WHAT THIS TASK INVOLVES: Print the entire listing. Each line must match the original exactly.

· · · · ·

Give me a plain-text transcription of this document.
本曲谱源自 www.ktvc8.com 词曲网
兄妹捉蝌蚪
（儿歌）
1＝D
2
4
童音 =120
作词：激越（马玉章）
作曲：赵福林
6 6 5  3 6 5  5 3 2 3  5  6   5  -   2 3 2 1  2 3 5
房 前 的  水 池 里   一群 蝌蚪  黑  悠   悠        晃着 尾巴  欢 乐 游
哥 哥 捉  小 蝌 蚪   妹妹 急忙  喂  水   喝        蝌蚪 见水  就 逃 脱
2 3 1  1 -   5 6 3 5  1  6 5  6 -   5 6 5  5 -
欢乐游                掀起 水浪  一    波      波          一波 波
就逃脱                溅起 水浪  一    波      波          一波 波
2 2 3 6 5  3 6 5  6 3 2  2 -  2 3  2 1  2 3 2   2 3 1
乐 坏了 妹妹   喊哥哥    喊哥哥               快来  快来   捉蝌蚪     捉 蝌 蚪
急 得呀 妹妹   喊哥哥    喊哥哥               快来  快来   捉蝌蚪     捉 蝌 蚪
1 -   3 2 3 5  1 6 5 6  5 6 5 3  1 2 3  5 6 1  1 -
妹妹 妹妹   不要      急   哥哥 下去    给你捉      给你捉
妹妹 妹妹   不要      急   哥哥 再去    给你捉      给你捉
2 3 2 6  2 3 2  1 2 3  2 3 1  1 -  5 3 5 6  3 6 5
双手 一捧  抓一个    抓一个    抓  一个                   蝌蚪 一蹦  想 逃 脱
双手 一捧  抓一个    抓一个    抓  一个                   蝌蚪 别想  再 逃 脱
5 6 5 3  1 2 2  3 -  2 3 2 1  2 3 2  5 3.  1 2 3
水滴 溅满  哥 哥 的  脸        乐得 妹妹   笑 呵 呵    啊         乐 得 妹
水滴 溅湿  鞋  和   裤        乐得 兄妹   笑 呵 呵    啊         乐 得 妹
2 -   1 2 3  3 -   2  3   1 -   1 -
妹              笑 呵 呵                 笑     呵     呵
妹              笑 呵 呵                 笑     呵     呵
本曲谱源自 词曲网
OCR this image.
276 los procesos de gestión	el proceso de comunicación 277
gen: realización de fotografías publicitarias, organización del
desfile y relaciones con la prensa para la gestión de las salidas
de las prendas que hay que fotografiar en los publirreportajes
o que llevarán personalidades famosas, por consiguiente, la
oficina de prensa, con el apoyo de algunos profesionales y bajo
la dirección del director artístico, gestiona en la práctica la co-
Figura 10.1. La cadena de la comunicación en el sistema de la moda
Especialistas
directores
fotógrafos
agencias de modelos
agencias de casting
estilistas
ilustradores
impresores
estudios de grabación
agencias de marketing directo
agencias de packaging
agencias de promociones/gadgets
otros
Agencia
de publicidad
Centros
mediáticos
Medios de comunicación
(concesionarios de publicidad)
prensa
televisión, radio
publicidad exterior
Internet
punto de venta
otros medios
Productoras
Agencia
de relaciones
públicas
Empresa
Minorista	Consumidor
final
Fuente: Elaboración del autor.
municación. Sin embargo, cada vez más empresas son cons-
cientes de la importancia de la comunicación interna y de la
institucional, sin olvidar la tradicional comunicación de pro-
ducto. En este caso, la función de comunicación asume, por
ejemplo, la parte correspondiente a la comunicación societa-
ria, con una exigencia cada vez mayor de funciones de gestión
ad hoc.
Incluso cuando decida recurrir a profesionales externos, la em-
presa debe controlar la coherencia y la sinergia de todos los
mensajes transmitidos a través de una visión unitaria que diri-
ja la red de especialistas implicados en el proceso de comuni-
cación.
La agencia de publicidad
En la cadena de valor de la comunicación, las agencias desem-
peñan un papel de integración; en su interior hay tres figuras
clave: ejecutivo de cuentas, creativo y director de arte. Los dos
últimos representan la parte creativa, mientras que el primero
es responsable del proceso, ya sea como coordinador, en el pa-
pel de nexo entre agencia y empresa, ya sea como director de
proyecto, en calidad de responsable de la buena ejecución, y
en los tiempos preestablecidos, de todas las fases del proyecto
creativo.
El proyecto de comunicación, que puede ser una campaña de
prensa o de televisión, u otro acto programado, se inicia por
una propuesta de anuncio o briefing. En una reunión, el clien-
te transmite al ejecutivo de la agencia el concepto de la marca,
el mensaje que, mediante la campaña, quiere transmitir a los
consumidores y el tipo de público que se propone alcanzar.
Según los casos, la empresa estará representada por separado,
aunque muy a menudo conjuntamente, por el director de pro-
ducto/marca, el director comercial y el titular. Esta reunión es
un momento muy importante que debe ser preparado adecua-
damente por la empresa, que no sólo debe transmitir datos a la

· · · · ·

RESPONSE TO THE EXERCISE:
Give me a plain-text transcription of this document.
本曲谱源自 www.ktvc8.com 词曲网
兄妹捉蝌蚪
（儿歌）
1＝D
2
4
童音 =120
作词：激越（马玉章）
作曲：赵福林
6 6 5  3 6 5  5 3 2 3  5  6   5  -   2 3 2 1  2 3 5
房 前 的  水 池 里   一群 蝌蚪  黑  悠   悠        晃着 尾巴  欢 乐 游
哥 哥 捉  小 蝌 蚪   妹妹 急忙  喂  水   喝        蝌蚪 见水  就 逃 脱
2 3 1  1 -   5 6 3 5  1  6 5  6 -   5 6 5  5 -
欢乐游                掀起 水浪  一    波      波          一波 波
就逃脱                溅起 水浪  一    波      波          一波 波
2 2 3 6 5  3 6 5  6 3 2  2 -  2 3  2 1  2 3 2   2 3 1
乐 坏了 妹妹   喊哥哥    喊哥哥               快来  快来   捉蝌蚪     捉 蝌 蚪
急 得呀 妹妹   喊哥哥    喊哥哥               快来  快来   捉蝌蚪     捉 蝌 蚪
1 -   3 2 3 5  1 6 5 6  5 6 5 3  1 2 3  5 6 1  1 -
妹妹 妹妹   不要      急   哥哥 下去    给你捉      给你捉
妹妹 妹妹   不要      急   哥哥 再去    给你捉      给你捉
2 3 2 6  2 3 2  1 2 3  2 3 1  1 -  5 3 5 6  3 6 5
双手 一捧  抓一个    抓一个    抓  一个                   蝌蚪 一蹦  想 逃 脱
双手 一捧  抓一个    抓一个    抓  一个                   蝌蚪 别想  再 逃 脱
5 6 5 3  1 2 2  3 -  2 3 2 1  2 3 2  5 3.  1 2 3
水滴 溅满  哥 哥 的  脸        乐得 妹妹   笑 呵 呵    啊         乐 得 妹
水滴 溅湿  鞋  和   裤        乐得 兄妹   笑 呵 呵    啊         乐 得 妹
2 -   1 2 3  3 -   2  3   1 -   1 -
妹              笑 呵 呵                 笑     呵     呵
妹              笑 呵 呵                 笑     呵     呵
本曲谱源自 词曲网
OCR this image.
276 los procesos de gestión	el proceso de comunicación 277
gen: realización de fotografías publicitarias, organización del
desfile y relaciones con la prensa para la gestión de las salidas
de las prendas que hay que fotografiar en los publirreportajes
o que llevarán personalidades famosas, por consiguiente, la
oficina de prensa, con el apoyo de algunos profesionales y bajo
la dirección del director artístico, gestiona en la práctica la co-
Figura 10.1. La cadena de la comunicación en el sistema de la moda
Especialistas
directores
fotógrafos
agencias de modelos
agencias de casting
estilistas
ilustradores
impresores
estudios de grabación
agencias de marketing directo
agencias de packaging
agencias de promociones/gadgets
otros
Agencia
de publicidad
Centros
mediáticos
Medios de comunicación
(concesionarios de publicidad)
prensa
televisión, radio
publicidad exterior
Internet
punto de venta
otros medios
Productoras
Agencia
de relaciones
públicas
Empresa
Minorista	Consumidor
final
Fuente: Elaboración del autor.
municación. Sin embargo, cada vez más empresas son cons-
cientes de la importancia de la comunicación interna y de la
institucional, sin olvidar la tradicional comunicación de pro-
ducto. En este caso, la función de comunicación asume, por
ejemplo, la parte correspondiente a la comunicación societa-
ria, con una exigencia cada vez mayor de funciones de gestión
ad hoc.
Incluso cuando decida recurrir a profesionales externos, la em-
presa debe controlar la coherencia y la sinergia de todos los
mensajes transmitidos a través de una visión unitaria que diri-
ja la red de especialistas implicados en el proceso de comuni-
cación.
La agencia de publicidad
En la cadena de valor de la comunicación, las agencias desem-
peñan un papel de integración; en su interior hay tres figuras
clave: ejecutivo de cuentas, creativo y director de arte. Los dos
últimos representan la parte creativa, mientras que el primero
es responsable del proceso, ya sea como coordinador, en el pa-
pel de nexo entre agencia y empresa, ya sea como director de
proyecto, en calidad de responsable de la buena ejecución, y
en los tiempos preestablecidos, de todas las fases del proyecto
creativo.
El proyecto de comunicación, que puede ser una campaña de
prensa o de televisión, u otro acto programado, se inicia por
una propuesta de anuncio o briefing. En una reunión, el clien-
te transmite al ejecutivo de la agencia el concepto de la marca,
el mensaje que, mediante la campaña, quiere transmitir a los
consumidores y el tipo de público que se propone alcanzar.
Según los casos, la empresa estará representada por separado,
aunque muy a menudo conjuntamente, por el director de pro-
ducto/marca, el director comercial y el titular. Esta reunión es
un momento muy importante que debe ser preparado adecua-
damente por la empresa, que no sólo debe transmitir datos a la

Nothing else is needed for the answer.